[Stored data]
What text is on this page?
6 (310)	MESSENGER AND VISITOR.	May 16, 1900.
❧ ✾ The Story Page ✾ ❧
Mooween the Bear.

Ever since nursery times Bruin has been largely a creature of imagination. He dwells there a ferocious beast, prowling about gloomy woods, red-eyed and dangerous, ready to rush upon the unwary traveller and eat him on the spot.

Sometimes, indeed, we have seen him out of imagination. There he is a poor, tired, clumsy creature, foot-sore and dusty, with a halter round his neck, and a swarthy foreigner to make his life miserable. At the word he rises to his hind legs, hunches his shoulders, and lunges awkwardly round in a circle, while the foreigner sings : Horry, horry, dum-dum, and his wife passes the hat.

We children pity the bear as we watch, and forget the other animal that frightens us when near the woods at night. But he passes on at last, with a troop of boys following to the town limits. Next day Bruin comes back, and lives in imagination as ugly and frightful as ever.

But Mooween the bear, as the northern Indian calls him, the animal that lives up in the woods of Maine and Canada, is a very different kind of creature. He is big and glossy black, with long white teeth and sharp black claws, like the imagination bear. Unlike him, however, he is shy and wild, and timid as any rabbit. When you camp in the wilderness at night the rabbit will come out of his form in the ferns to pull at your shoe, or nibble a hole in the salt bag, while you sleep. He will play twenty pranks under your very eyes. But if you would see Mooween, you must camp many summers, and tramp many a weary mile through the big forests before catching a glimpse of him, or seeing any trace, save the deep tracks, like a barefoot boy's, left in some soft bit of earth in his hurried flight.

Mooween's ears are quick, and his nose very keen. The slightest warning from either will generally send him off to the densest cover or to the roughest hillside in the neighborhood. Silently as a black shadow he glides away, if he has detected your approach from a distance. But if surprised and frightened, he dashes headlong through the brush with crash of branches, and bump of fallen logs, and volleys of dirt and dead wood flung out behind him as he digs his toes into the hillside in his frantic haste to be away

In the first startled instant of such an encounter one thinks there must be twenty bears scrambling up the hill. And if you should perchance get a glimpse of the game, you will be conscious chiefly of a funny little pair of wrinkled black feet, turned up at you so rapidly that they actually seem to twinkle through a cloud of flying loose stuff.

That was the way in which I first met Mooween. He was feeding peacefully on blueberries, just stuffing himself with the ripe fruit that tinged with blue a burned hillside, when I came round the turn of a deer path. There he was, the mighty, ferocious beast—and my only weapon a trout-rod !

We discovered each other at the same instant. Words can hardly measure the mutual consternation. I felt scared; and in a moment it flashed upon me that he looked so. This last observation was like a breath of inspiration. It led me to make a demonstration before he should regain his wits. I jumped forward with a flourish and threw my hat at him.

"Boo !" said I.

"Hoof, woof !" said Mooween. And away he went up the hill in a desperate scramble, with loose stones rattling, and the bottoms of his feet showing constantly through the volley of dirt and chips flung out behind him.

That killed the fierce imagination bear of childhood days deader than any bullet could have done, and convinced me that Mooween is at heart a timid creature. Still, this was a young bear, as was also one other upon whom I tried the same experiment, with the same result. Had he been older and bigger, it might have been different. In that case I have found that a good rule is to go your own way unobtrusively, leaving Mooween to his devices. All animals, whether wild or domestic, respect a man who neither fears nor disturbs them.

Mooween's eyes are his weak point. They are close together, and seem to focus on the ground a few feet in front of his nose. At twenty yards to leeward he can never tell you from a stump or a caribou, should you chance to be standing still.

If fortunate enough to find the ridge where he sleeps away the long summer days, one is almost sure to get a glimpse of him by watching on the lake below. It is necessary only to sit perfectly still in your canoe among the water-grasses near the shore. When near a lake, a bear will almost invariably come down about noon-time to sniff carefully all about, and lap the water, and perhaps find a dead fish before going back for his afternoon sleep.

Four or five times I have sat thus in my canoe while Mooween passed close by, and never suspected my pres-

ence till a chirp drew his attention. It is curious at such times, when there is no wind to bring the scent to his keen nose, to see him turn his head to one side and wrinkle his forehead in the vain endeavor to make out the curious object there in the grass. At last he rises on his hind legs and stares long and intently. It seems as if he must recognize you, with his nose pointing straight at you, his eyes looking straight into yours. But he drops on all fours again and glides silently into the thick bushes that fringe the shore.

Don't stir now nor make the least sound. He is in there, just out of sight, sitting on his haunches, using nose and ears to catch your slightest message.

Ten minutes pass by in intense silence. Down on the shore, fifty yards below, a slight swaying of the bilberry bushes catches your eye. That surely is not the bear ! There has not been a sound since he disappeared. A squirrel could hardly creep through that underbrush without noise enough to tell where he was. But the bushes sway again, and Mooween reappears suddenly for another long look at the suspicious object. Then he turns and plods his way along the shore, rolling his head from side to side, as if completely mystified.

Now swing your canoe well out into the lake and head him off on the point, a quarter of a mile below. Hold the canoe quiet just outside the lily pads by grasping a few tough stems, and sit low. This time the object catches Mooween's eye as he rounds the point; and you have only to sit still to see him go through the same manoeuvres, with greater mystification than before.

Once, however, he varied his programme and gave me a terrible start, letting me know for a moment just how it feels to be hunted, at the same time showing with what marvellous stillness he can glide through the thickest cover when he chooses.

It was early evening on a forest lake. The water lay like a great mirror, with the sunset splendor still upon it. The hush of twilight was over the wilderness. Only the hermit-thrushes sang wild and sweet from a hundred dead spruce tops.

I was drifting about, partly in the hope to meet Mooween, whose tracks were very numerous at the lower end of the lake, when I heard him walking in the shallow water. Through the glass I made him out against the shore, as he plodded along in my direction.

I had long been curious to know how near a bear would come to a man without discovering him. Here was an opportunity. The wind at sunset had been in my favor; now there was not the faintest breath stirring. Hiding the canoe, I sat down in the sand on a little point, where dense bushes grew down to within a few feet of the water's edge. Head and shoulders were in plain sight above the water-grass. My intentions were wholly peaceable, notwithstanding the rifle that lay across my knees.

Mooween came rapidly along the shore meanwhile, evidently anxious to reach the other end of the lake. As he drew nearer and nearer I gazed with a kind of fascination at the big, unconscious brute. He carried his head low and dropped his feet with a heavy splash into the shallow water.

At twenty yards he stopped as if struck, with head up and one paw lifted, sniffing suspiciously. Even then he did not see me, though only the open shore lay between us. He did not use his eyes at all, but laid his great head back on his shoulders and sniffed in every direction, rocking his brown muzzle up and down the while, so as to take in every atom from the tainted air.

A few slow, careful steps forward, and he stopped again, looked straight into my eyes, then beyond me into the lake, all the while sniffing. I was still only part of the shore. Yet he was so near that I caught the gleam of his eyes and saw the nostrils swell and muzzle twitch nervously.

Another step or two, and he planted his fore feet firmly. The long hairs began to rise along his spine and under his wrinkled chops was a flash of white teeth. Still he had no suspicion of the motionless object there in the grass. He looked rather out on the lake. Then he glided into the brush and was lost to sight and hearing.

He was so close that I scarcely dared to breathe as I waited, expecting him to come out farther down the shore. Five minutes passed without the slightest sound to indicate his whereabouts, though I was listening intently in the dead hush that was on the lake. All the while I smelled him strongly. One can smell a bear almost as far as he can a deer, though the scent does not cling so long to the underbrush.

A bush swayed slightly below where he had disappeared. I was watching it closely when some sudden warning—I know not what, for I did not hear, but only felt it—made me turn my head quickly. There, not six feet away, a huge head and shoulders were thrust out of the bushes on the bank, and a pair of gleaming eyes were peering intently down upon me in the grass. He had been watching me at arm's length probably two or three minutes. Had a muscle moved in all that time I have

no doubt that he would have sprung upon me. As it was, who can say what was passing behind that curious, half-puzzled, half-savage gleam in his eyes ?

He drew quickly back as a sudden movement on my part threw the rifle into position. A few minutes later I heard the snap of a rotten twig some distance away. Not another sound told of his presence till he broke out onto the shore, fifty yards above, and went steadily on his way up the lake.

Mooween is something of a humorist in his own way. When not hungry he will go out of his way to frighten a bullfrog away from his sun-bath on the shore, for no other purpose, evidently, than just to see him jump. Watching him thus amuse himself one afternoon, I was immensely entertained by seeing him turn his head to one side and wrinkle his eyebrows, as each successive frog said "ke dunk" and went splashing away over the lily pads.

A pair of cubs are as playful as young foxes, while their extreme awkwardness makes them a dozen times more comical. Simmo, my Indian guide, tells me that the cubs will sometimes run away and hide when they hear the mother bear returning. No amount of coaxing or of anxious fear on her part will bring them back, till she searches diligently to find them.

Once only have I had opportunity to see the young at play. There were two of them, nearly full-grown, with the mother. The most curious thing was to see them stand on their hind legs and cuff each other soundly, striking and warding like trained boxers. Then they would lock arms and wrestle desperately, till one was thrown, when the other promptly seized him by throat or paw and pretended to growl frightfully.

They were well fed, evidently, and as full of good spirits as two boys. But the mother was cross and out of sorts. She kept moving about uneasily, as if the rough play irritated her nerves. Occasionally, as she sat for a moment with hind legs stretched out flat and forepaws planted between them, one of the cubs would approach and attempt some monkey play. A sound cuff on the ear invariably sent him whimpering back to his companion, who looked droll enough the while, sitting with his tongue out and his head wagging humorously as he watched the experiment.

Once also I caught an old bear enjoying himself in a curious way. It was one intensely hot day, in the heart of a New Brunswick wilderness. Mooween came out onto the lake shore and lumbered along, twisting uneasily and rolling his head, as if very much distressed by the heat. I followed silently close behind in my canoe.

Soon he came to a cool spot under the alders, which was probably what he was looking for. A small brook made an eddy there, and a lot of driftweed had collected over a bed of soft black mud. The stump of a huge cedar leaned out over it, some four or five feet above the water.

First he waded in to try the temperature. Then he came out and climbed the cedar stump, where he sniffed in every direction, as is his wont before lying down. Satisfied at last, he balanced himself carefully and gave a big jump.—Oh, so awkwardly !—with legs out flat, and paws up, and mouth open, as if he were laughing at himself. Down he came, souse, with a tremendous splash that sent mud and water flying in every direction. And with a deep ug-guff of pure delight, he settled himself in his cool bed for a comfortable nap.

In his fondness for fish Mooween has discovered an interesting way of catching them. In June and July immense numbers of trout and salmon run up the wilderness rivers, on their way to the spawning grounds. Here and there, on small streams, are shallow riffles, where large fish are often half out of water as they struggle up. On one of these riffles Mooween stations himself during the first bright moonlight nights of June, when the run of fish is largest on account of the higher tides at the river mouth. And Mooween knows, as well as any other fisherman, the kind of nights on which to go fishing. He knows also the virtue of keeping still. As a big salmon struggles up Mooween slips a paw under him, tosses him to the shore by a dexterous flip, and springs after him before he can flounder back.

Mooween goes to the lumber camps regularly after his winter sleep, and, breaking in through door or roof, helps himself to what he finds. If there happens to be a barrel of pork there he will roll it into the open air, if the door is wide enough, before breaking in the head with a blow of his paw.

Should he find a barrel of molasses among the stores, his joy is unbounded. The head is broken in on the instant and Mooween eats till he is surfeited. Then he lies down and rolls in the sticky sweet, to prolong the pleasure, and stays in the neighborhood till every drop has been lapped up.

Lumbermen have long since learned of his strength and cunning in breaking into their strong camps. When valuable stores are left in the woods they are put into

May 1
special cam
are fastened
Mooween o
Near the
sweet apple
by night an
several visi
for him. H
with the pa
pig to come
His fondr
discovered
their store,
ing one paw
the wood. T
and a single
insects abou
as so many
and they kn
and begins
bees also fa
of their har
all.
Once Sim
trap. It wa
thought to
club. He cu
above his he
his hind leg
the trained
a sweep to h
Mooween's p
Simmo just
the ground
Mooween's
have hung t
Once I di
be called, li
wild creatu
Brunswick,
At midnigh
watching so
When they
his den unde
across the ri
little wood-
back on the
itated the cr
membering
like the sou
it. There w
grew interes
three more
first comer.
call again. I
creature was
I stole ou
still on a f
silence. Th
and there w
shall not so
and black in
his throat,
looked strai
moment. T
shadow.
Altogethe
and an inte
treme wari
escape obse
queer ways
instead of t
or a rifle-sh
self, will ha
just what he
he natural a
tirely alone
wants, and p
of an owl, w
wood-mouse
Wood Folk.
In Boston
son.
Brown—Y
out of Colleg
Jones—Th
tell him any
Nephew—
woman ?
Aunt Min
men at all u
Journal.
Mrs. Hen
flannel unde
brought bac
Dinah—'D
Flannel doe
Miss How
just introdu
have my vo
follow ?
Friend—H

Task to complete -
Find every line of the data that holds the string "Bruin", then say how many there are and nothing else.

Solution for this exercise -
2